++++ Supplied entries ++++

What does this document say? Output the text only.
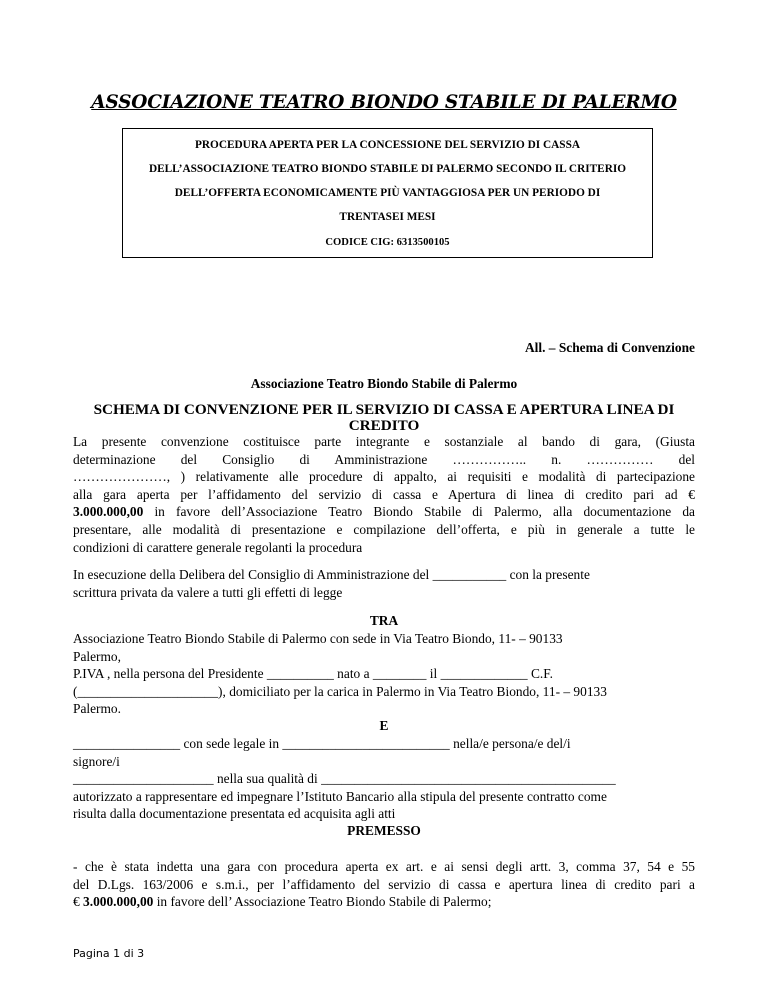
ASSOCIAZIONE TEATRO BIONDO STABILE DI PALERMO
PROCEDURA APERTA PER LA CONCESSIONE DEL SERVIZIO DI CASSA
DELL’ASSOCIAZIONE TEATRO BIONDO STABILE DI PALERMO SECONDO IL CRITERIO
DELL’OFFERTA ECONOMICAMENTE PIÙ VANTAGGIOSA PER UN PERIODO DI
TRENTASEI MESI
CODICE CIG: 6313500105
All. – Schema di Convenzione
Associazione Teatro Biondo Stabile di Palermo
SCHEMA DI CONVENZIONE PER IL SERVIZIO DI CASSA E APERTURA LINEA DI
CREDITO
La presente convenzione costituisce parte integrante e sostanziale al bando di gara, (Giusta
determinazione del Consiglio di Amministrazione …………….. n. …………… del
…………………, ) relativamente alle procedure di appalto, ai requisiti e modalità di partecipazione
alla gara aperta per l’affidamento del servizio di cassa e Apertura di linea di credito pari ad €
3.000.000,00 in favore dell’Associazione Teatro Biondo Stabile di Palermo, alla documentazione da
presentare, alle modalità di presentazione e compilazione dell’offerta, e più in generale a tutte le
condizioni di carattere generale regolanti la procedura
In esecuzione della Delibera del Consiglio di Amministrazione del ___________ con la presente
scrittura privata da valere a tutti gli effetti di legge
TRA
Associazione Teatro Biondo Stabile di Palermo con sede in Via Teatro Biondo, 11- – 90133
Palermo,
P.IVA , nella persona del Presidente __________ nato a ________ il _____________ C.F.
(_____________________), domiciliato per la carica in Palermo in Via Teatro Biondo, 11- – 90133
Palermo.
E
________________ con sede legale in _________________________ nella/e persona/e del/i
signore/i
_____________________ nella sua qualità di ____________________________________________
autorizzato a rappresentare ed impegnare l’Istituto Bancario alla stipula del presente contratto come
risulta dalla documentazione presentata ed acquisita agli atti
PREMESSO
- che è stata indetta una gara con procedura aperta ex art. e ai sensi degli artt. 3, comma 37, 54 e 55
del D.Lgs. 163/2006 e s.m.i., per l’affidamento del servizio di cassa e apertura linea di credito pari a
€ 3.000.000,00 in favore dell’ Associazione Teatro Biondo Stabile di Palermo;
Pagina 1 di 3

++++

Task goal: Transcribe the records above verbatim. Do not carry over any picture.

Output of the task:
What does this document say? Output the text only.
ASSOCIAZIONE TEATRO BIONDO STABILE DI PALERMO
PROCEDURA APERTA PER LA CONCESSIONE DEL SERVIZIO DI CASSA
DELL’ASSOCIAZIONE TEATRO BIONDO STABILE DI PALERMO SECONDO IL CRITERIO
DELL’OFFERTA ECONOMICAMENTE PIÙ VANTAGGIOSA PER UN PERIODO DI
TRENTASEI MESI
CODICE CIG: 6313500105
All. – Schema di Convenzione
Associazione Teatro Biondo Stabile di Palermo
SCHEMA DI CONVENZIONE PER IL SERVIZIO DI CASSA E APERTURA LINEA DI
CREDITO
La presente convenzione costituisce parte integrante e sostanziale al bando di gara, (Giusta
determinazione del Consiglio di Amministrazione …………….. n. …………… del
…………………, ) relativamente alle procedure di appalto, ai requisiti e modalità di partecipazione
alla gara aperta per l’affidamento del servizio di cassa e Apertura di linea di credito pari ad €
3.000.000,00 in favore dell’Associazione Teatro Biondo Stabile di Palermo, alla documentazione da
presentare, alle modalità di presentazione e compilazione dell’offerta, e più in generale a tutte le
condizioni di carattere generale regolanti la procedura
In esecuzione della Delibera del Consiglio di Amministrazione del ___________ con la presente
scrittura privata da valere a tutti gli effetti di legge
TRA
Associazione Teatro Biondo Stabile di Palermo con sede in Via Teatro Biondo, 11- – 90133
Palermo,
P.IVA , nella persona del Presidente __________ nato a ________ il _____________ C.F.
(_____________________), domiciliato per la carica in Palermo in Via Teatro Biondo, 11- – 90133
Palermo.
E
________________ con sede legale in _________________________ nella/e persona/e del/i
signore/i
_____________________ nella sua qualità di ____________________________________________
autorizzato a rappresentare ed impegnare l’Istituto Bancario alla stipula del presente contratto come
risulta dalla documentazione presentata ed acquisita agli atti
PREMESSO
- che è stata indetta una gara con procedura aperta ex art. e ai sensi degli artt. 3, comma 37, 54 e 55
del D.Lgs. 163/2006 e s.m.i., per l’affidamento del servizio di cassa e apertura linea di credito pari a
€ 3.000.000,00 in favore dell’ Associazione Teatro Biondo Stabile di Palermo;
Pagina 1 di 3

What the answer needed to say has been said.